* [Set task]
In the Anil Kumble article, who caught Wasim Akram to give Kumble his tenth wicket of the innings?

* [Source excerpt]
--- Begin ---

ATUL KUMAR MAURYA |10th April 2020

February 7th, 1999. It was the fourth day of the 2nd test between India and Pakistan with Javagal Srinath charging in from one end and Pakistan reeling with 9 wickets down in the second innings with an inevitable loss in sight. Srinath bowled 2 wides in a single over, in an attempt to not get the batsman out so that his dear friend, a certain Anil Kumble, can try and take his 10th scalp of the innings; and when VVS Laxman caught Wasim Akram at forward short leg, Anil Kumble wrote his name in the history books and that too, in gold. But, before we dive into India’s greatest ever spinner’s best outing, we must roll back the years and study the rise of a player who was a trailblazer in every sense of the word.

Born in Bengaluru, Anil Kumble made his first-class debut for Karnataka with a stormer as he took 4 wickets and impressed as an upcoming leggie. He made his international debut in 1990 in an ODI against Sri Lanka, but his major breakthrough came after his performance for Rest of India against Delhi in the Irani Trophy. Kumble picked up a staggering 13/138 and spearheaded the team to victory. Since then, he never looked back.

Known for his aggression and playing on the edge on the pitch, Kumble was the total opposite off it. As calm and composed one can be, the masterful spinner was never one to steal the limelight for anything that didn’t concern the 22 yards. On the international stage, he let his cricket do the talking and boy, did it say its piece as Kumble performed brilliantly on India’s tour of South Africa and established himself as the next big thing for India. His sublime spell of 6/53 in the 2nd test where he ran through the Proteas top-order was an indication of how special the lad was, just two years into his debut in the longest format of the game. Ending up as India’s highest wicket-taker with 18 to his name, just two behind the legendary Allan Donald (20), all eyes were on Kumble to marry such excellence with consistency.

--- End ---

* [Supplied material]
--- Begin ---

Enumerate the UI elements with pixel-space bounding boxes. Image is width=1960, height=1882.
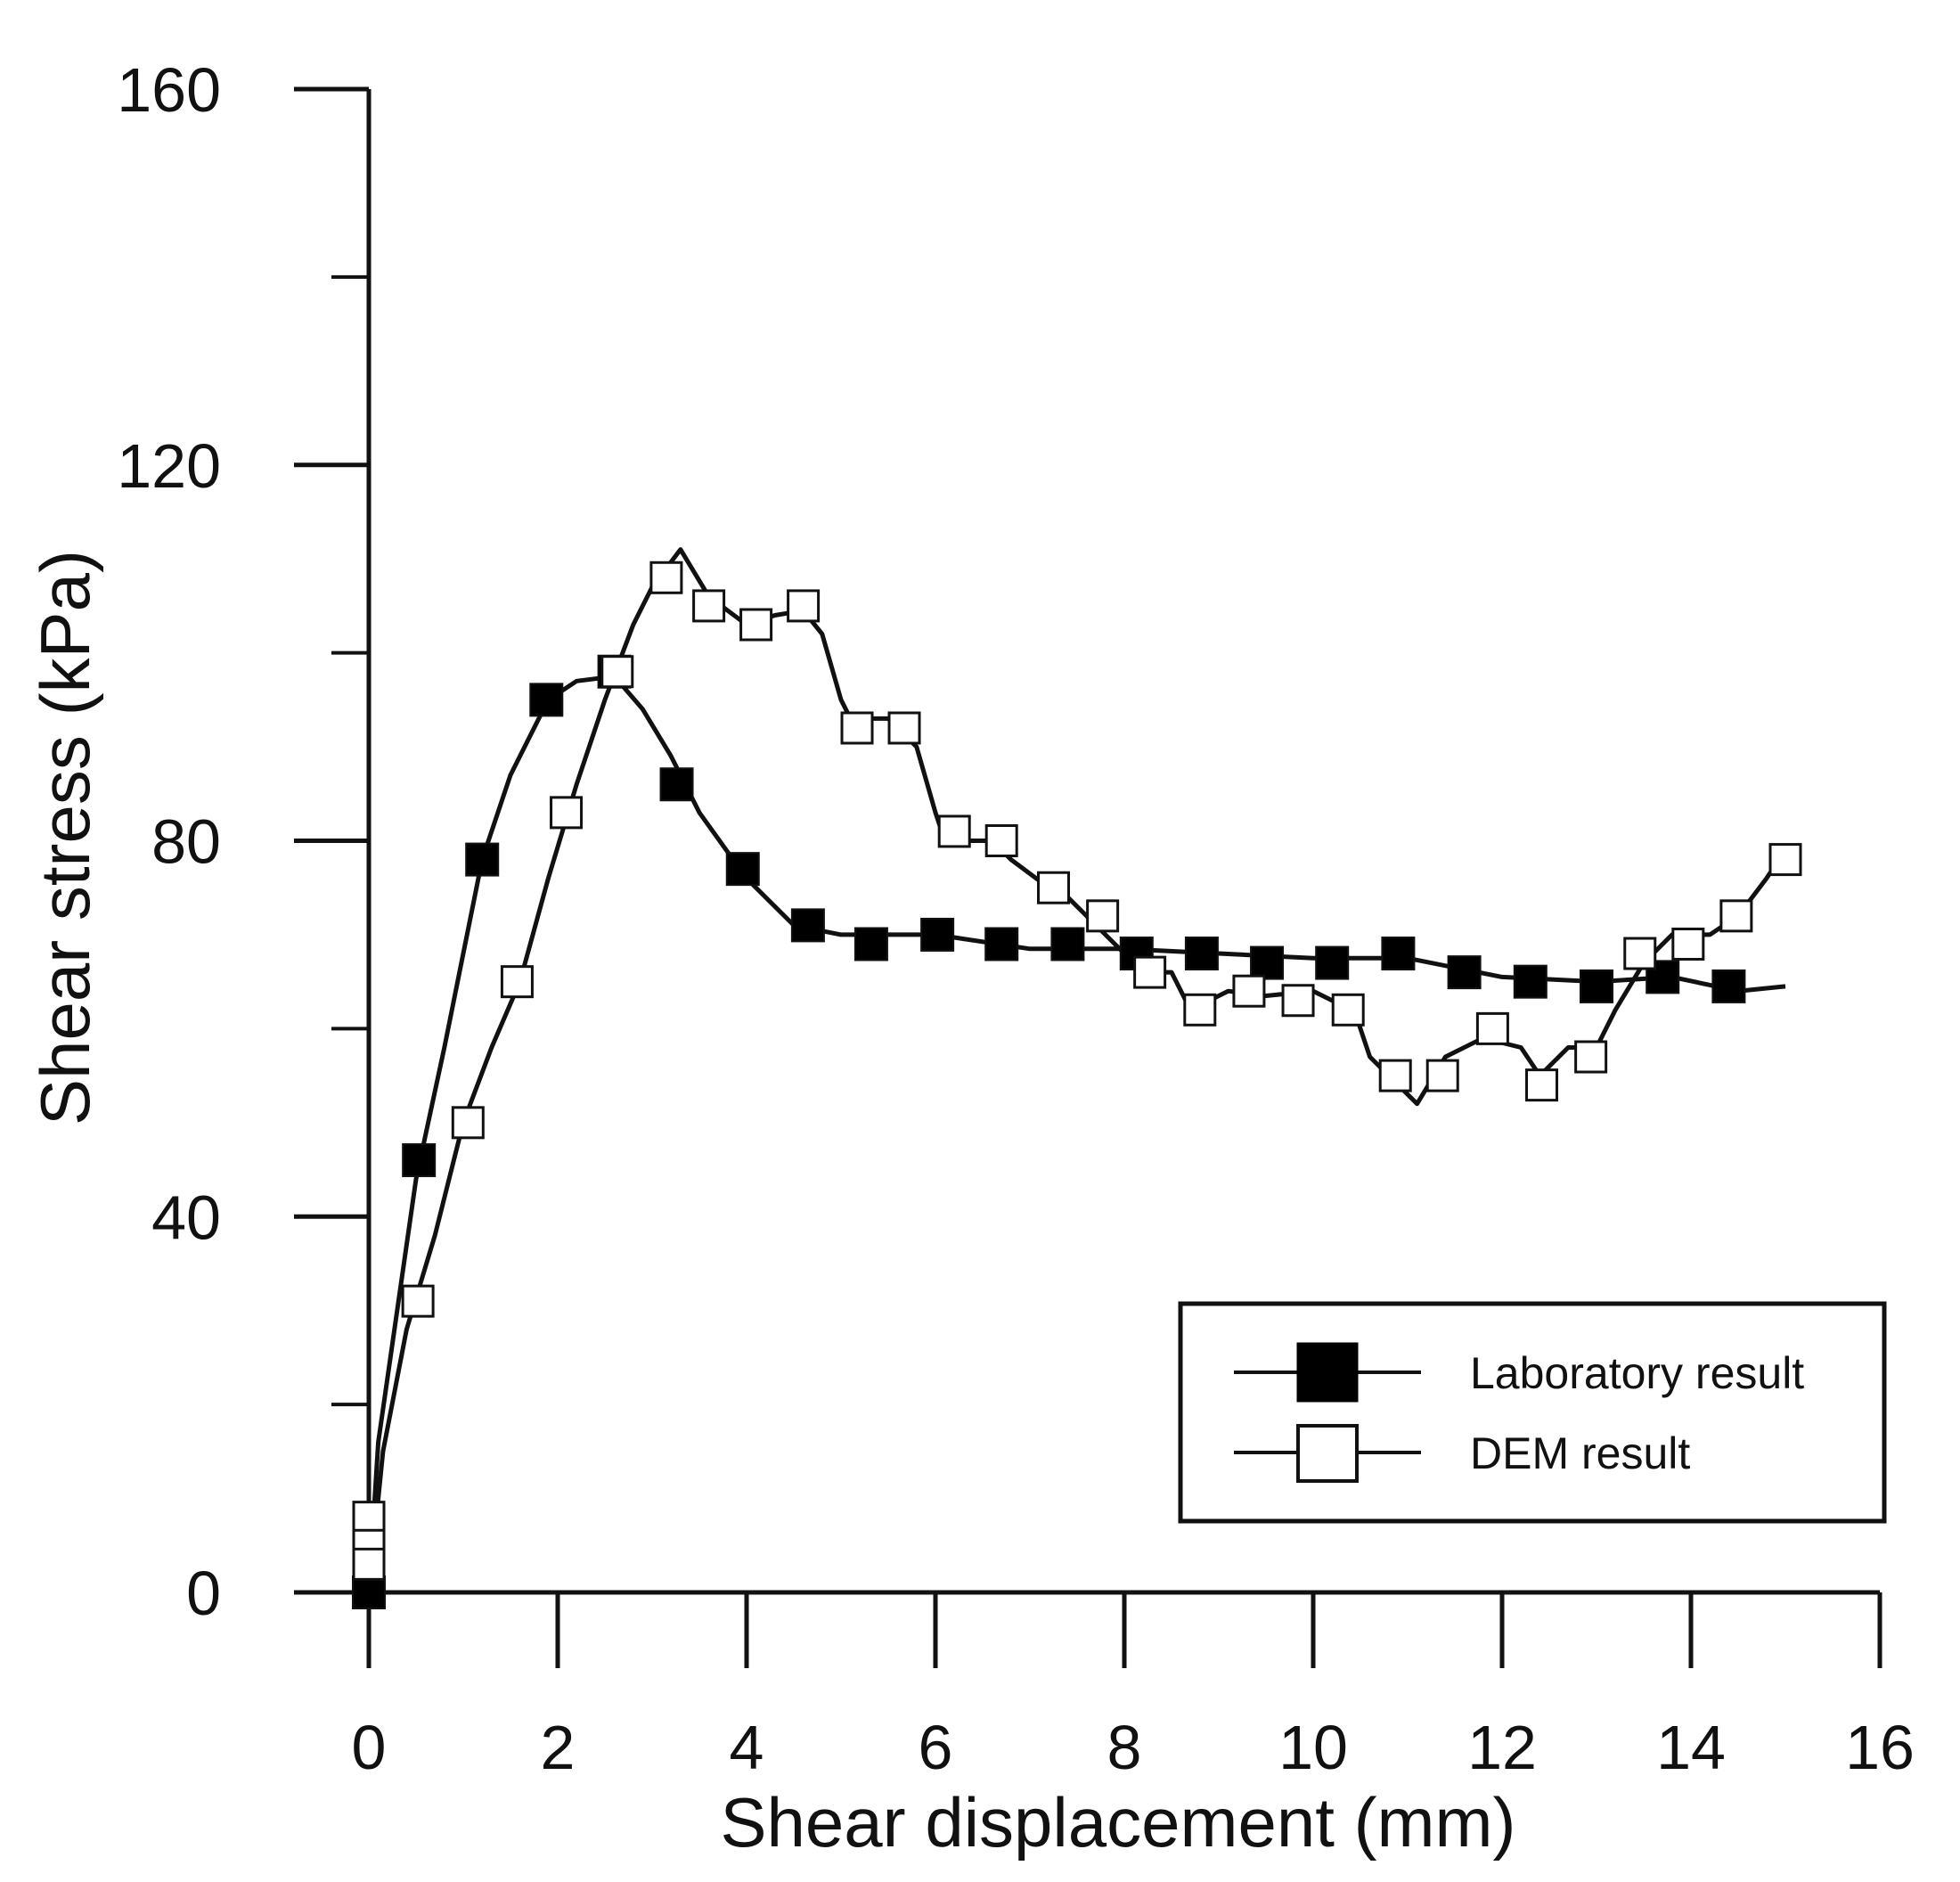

--- End ---

* [Expected output]
VVS Laxman, at forward short leg.